------ FRAGMENTO ------

Los mayas no suben al tren
La ‘Zona Rebelde’ de Jacinto Pat, la reserva de la biosfera más grande del continente después de la Amazonía
El Bestiario
Santiago J. Santamaría Gurtubay
‘Tren Maya, esperando el futuro junto a las vías’, periodismo español en ‘Zona Rebelde’ de Jacinto Pat. El proyecto de obra pública más ambicioso y polémico del Gobierno de López Obrador cuenta con una extensión de 1.525 kilómetros, tendrá 18 estaciones, recorrerá cinco Estados y se prevé que creará 100.000 puestos de trabajo. EL PAÍS, periódico español, con sede en Madrid, ha estrenado una nueva Edición América. Ha seguido el recorrido y tuvo acceso a los planos de las modernas estaciones de cristal o bambú que se levantarán en Quintana Roo, Yucatán, Campeche, Chiapas y Tabasco, en las paradas de las localidades de Felipe Carrillo Puerto, Bacalar, Tulum, Valladolid, Izamal, Chichén Itzá, Playa del Carmen, Puerto Morelos, Cancún, Mérida, Maxcanú, Campeche, Xpujil, Calakmul, Escárcega, Palenque y Tenosique. El texto es de Jacobo García y el video y fotos de Héctor Guerrero. El amplio reportaje lo han dividido en tres episodios: ‘Los mayas no suben al tren’; ‘El Caribe Saturado’; y ‘Viviendo junto a la vía’…
“Ya hemos llegado”, dice Manuel Puc, señalando un trozo de selva. A Manuel se le ilumina la cara al ver el montículo. Uno tan verde y frondoso como cualquier otro. Una loma de salvaje vegetación por la que bajan enormes raíces que abrazan la tierra. Al fin y al cabo, la reserva de la biosfera más grande del continente después de la Amazonía está llena de montículos como este. Para llegar hasta aquí hay que viajar a Bacalar, en Quintana Roo, y después adentrarse una hora por el corazón de la reserva de Calakmul hasta Nuevo Jerusalén en el sur de la península de Yucatán. Luego hay que caminar 30 minutos —diez si quien va delante es él— por la selva que rodea su pueblo. Con zancadas de piernas cortas y duras como troncos, Manuel, de unos 60 años, dirige el paso sobre el fango. Acaba de pasar la primera tormenta tropical de 2020 y las ranas croan en el lodazal. “Pasen a la casa de mis abuelos”, dice, moviendo las dos enormes piedras que taponan el montículo.

------

*OBJETIVO DE LA TAREA*: Prosigue el reportaje sobre el Tren Maya a partir de su última oración. Las líneas no guardan ninguna relación con el reportaje sobre el Tren Maya.

------ MATERIAL PROPORCIONADO ------

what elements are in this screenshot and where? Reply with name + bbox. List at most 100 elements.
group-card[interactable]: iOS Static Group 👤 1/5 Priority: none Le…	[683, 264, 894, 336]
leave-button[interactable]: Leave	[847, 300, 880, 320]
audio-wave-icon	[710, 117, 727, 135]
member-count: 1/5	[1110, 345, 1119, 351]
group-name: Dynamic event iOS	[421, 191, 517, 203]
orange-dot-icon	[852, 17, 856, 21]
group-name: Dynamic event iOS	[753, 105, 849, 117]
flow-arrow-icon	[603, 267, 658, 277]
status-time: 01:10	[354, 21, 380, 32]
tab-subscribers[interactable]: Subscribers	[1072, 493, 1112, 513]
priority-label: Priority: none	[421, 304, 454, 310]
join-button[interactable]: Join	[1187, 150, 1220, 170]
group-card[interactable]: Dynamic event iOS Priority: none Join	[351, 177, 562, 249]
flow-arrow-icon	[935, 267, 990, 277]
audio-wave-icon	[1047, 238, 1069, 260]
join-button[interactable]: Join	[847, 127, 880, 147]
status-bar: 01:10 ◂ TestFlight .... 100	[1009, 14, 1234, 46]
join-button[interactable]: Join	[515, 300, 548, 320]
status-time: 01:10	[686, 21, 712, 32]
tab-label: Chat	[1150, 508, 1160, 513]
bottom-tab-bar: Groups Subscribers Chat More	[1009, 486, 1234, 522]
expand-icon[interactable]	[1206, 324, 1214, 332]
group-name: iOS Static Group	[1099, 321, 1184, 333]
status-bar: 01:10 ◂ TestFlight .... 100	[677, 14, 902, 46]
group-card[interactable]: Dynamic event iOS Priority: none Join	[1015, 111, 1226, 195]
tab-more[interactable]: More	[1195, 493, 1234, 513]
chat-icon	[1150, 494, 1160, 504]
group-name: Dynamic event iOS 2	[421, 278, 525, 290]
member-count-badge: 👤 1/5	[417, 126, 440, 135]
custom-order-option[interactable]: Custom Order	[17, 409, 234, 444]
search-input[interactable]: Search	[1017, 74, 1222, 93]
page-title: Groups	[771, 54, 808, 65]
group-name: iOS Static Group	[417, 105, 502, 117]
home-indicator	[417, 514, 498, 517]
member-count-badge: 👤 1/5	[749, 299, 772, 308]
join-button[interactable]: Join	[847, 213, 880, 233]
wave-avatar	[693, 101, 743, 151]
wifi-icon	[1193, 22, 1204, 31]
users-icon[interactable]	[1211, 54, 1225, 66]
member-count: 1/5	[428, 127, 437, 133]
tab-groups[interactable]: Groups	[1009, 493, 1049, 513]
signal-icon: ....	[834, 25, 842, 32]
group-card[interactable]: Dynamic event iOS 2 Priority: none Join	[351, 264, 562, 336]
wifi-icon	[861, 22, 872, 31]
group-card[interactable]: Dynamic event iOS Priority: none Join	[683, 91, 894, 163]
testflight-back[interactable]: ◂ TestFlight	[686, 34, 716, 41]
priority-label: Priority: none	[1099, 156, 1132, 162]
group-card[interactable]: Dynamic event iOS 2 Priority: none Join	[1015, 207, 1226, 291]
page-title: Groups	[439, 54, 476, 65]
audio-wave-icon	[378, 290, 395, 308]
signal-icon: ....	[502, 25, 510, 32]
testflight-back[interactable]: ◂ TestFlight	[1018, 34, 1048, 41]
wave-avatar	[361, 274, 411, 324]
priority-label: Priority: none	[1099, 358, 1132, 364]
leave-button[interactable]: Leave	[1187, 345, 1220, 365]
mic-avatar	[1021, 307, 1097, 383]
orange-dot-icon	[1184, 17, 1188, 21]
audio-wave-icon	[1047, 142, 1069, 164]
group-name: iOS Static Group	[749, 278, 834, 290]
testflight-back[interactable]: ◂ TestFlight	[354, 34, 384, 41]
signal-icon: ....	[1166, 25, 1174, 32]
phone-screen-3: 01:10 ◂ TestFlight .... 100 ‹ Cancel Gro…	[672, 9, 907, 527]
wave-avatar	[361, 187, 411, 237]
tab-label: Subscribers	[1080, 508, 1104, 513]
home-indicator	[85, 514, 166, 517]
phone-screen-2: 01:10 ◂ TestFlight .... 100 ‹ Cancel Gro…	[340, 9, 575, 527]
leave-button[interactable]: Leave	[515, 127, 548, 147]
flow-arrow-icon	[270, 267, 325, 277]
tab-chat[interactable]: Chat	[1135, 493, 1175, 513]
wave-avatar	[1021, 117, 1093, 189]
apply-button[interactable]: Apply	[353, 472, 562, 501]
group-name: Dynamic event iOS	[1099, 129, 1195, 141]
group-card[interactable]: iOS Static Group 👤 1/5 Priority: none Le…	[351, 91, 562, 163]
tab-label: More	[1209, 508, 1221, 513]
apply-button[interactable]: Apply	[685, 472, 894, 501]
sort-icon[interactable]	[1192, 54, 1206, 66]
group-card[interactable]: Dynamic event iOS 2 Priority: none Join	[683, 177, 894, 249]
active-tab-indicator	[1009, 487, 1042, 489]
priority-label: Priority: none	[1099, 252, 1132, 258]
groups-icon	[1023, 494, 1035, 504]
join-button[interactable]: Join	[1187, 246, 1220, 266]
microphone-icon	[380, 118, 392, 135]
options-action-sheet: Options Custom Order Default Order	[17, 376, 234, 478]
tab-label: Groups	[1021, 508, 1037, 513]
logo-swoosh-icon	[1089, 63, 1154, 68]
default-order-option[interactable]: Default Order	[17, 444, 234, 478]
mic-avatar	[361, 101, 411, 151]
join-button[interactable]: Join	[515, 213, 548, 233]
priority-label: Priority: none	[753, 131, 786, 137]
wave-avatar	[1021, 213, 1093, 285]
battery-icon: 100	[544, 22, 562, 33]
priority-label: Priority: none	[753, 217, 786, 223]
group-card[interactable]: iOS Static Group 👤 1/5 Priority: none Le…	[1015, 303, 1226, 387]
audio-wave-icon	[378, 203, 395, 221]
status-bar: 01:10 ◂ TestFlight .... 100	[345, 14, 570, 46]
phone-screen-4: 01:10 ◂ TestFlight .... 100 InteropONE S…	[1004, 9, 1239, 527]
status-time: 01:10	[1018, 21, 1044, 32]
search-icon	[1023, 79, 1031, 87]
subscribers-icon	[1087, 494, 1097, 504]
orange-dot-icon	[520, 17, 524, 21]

------

*RESPUESTA AL PROBLEMA*:
Entonces Manuel se encoge, mete una pierna, luego la otra y se adentra suavemente por el cráter que se abre en la montaña. Una vez dentro, avanza por un estrecho pasillo de 10 metros de largo y hace un quiebre, luego otro hasta que se detiene junto a una puerta que ilumina con su celular. Cuando Manuel enfoca con su teléfono, una bola negra de murciélagos comienza una alocada desbandada que deja al descubierto una impresionante pared perfectamente pulida con detalles mayas tallados hace más de mil años.
En la pared donde antes pendían los bichos boca abajo se ve ahora otra puerta que conduce a una nueva sala de seis metros cuadrados. Más adelante hay otra, y otra más. Y así, sucesivamente, aparecen siete habitaciones y pasillos en perfecto estado rematados con el característico arco maya, un triángulo terminado en trapecio. La negritud y el calor húmedo son asfixiantes ahí dentro. Oculta por el salvaje verde de la selva se esconde esta majestuosa construcción de origen maya que, por su cercanía con Calakmul, podría haberse levantado entre el año 600 y 900 después de Cristo durante el Clásico tardío. “Creemos que eran viviendas de nobles”, deduce Manuel.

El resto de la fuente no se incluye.